● **Prompt**:
Comb the records below for the string "screenshot" and copy each line where it turns up.

● **Exercise input**:
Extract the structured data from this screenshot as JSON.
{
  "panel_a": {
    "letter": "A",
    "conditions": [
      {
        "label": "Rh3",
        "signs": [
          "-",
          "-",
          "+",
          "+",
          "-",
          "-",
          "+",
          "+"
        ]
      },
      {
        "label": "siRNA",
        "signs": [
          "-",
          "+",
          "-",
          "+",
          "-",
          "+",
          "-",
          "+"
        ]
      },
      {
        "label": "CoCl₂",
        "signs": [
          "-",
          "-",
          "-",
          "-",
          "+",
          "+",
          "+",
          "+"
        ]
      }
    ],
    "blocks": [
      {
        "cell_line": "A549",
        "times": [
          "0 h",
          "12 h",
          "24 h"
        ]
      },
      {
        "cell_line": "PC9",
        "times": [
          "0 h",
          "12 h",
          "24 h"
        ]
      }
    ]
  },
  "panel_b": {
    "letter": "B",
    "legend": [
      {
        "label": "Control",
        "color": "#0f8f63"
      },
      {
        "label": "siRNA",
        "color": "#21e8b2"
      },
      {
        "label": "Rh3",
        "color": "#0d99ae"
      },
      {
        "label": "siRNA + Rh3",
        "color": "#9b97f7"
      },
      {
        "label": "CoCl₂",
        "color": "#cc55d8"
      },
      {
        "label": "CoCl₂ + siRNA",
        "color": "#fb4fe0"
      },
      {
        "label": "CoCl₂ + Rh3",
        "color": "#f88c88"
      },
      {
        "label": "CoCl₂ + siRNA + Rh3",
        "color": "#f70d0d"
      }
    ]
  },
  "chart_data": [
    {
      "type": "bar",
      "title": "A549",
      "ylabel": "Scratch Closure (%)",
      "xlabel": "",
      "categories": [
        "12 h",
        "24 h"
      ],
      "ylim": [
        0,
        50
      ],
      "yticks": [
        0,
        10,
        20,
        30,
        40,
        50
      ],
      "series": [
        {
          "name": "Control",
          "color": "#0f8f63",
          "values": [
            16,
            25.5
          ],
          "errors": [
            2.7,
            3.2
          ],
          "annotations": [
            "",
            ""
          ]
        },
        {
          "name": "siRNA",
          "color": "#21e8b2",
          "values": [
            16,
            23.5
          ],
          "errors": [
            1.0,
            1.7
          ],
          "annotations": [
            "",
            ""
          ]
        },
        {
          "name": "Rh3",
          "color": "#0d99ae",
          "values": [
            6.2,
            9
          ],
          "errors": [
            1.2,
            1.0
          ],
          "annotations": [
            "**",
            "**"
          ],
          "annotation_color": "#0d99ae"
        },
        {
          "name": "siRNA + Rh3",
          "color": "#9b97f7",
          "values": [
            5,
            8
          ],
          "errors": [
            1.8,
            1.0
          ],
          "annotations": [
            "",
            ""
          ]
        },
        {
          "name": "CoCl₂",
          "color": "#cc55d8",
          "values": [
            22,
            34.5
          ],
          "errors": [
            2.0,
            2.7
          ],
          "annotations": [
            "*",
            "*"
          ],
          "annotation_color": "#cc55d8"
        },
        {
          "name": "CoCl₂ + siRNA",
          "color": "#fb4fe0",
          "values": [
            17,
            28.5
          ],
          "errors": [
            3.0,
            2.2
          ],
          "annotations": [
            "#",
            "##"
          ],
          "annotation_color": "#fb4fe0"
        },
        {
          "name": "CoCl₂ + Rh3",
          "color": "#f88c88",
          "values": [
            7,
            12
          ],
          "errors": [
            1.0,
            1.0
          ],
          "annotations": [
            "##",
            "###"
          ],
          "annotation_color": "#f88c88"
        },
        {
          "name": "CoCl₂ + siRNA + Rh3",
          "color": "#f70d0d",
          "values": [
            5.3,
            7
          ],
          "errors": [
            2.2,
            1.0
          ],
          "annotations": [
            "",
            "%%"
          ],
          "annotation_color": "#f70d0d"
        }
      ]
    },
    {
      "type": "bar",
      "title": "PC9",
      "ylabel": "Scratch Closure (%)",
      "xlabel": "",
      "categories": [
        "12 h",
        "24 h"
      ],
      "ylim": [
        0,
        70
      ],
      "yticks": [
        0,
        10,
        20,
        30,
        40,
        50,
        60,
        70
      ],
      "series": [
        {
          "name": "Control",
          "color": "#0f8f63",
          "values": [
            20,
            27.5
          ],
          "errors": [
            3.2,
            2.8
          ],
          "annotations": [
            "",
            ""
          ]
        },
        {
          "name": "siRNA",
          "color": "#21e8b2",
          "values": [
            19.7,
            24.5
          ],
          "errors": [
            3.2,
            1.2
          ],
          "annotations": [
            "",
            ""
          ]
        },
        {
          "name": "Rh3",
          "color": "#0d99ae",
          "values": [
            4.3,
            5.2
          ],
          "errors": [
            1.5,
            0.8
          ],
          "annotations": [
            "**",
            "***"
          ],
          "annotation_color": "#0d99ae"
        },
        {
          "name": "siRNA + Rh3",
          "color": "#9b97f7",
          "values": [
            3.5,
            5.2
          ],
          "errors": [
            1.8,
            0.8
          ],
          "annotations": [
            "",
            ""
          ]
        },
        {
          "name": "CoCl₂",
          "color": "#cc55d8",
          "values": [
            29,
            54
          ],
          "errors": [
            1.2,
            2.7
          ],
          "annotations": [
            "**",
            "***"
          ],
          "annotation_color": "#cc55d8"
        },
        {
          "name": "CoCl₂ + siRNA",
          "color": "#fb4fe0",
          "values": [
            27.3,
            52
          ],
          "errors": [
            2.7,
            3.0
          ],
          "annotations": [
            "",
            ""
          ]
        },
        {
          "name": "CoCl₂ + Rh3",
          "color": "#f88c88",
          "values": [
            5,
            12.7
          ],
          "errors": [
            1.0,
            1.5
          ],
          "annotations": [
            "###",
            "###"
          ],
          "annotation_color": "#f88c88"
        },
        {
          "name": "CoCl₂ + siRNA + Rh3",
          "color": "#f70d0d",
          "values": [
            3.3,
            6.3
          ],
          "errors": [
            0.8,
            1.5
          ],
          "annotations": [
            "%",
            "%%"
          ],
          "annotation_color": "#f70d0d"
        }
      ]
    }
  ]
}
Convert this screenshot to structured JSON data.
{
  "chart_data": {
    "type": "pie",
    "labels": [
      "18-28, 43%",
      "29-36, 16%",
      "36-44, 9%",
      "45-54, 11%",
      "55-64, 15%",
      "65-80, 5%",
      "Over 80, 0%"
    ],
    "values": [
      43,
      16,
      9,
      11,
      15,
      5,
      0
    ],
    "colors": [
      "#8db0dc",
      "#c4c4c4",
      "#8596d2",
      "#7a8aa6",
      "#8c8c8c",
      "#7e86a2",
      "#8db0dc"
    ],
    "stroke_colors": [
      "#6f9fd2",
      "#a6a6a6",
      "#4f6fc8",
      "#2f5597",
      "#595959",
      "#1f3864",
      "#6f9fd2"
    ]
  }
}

● **Problem solution**:
Extract the structured data from this screenshot as JSON.
Convert this screenshot to structured JSON data.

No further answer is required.